Your task is to gather the lines below that hold the string "image".
•••••
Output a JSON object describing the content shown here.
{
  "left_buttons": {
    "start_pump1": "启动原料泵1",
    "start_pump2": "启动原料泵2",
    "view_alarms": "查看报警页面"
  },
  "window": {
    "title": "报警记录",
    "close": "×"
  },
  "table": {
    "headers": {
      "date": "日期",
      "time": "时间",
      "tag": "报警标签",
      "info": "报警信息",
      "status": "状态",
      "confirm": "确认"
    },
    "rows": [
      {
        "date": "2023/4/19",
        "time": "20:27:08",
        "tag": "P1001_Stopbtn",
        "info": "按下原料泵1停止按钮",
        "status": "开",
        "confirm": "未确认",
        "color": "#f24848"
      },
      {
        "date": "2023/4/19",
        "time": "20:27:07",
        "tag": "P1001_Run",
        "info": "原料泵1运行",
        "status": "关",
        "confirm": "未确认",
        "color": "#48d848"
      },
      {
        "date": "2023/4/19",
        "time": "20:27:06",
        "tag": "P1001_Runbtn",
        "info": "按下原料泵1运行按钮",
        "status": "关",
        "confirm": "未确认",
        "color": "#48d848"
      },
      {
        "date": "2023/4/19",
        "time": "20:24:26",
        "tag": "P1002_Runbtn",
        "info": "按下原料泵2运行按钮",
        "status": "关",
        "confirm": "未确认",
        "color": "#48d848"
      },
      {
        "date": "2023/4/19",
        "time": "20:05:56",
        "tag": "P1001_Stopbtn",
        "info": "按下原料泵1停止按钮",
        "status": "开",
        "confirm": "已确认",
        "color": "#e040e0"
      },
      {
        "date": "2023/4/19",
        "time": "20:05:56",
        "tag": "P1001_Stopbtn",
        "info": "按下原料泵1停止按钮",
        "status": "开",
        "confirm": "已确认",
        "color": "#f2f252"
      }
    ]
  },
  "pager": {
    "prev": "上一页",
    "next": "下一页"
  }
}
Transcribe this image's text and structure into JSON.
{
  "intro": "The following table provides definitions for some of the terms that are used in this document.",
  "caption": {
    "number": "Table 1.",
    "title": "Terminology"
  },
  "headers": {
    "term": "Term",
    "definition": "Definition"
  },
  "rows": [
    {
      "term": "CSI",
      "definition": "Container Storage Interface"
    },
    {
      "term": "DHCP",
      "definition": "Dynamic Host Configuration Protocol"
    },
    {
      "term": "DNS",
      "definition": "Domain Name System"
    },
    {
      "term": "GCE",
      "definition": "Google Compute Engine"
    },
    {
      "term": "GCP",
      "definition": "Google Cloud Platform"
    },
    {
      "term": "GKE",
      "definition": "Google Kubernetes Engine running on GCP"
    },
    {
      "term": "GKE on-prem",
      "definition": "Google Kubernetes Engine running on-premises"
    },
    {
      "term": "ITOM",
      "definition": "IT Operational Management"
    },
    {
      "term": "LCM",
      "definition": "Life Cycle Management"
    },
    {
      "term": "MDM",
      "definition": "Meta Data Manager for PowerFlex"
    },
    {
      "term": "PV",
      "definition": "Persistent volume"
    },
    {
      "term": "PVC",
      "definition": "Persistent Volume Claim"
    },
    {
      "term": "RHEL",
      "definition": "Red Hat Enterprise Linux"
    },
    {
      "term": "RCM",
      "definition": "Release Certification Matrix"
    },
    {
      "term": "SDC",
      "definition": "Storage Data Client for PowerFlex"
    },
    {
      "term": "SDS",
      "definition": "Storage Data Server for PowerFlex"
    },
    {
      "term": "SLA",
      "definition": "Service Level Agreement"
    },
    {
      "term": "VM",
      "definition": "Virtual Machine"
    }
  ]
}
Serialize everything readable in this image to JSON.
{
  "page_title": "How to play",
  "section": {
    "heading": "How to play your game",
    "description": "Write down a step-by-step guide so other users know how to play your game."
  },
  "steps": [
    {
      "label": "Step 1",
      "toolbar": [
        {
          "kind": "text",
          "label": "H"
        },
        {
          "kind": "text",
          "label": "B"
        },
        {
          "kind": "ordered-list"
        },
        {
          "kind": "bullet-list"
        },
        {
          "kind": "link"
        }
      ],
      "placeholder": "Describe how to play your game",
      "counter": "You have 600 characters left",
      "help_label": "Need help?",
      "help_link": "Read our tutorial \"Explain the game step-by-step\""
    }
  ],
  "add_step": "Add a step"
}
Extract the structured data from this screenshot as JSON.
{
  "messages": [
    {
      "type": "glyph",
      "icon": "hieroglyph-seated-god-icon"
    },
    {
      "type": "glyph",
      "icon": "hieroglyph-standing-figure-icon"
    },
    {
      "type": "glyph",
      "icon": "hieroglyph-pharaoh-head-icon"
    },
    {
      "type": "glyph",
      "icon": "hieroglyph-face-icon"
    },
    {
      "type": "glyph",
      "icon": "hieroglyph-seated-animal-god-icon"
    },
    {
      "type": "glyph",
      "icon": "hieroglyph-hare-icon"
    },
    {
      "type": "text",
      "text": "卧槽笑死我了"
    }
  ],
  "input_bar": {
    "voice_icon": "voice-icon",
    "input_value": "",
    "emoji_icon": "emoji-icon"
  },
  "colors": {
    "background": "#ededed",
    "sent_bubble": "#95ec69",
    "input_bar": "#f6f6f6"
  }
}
•••••
**Answer to the exercise**:
Transcribe this image's text and structure into JSON.
Serialize everything readable in this image to JSON.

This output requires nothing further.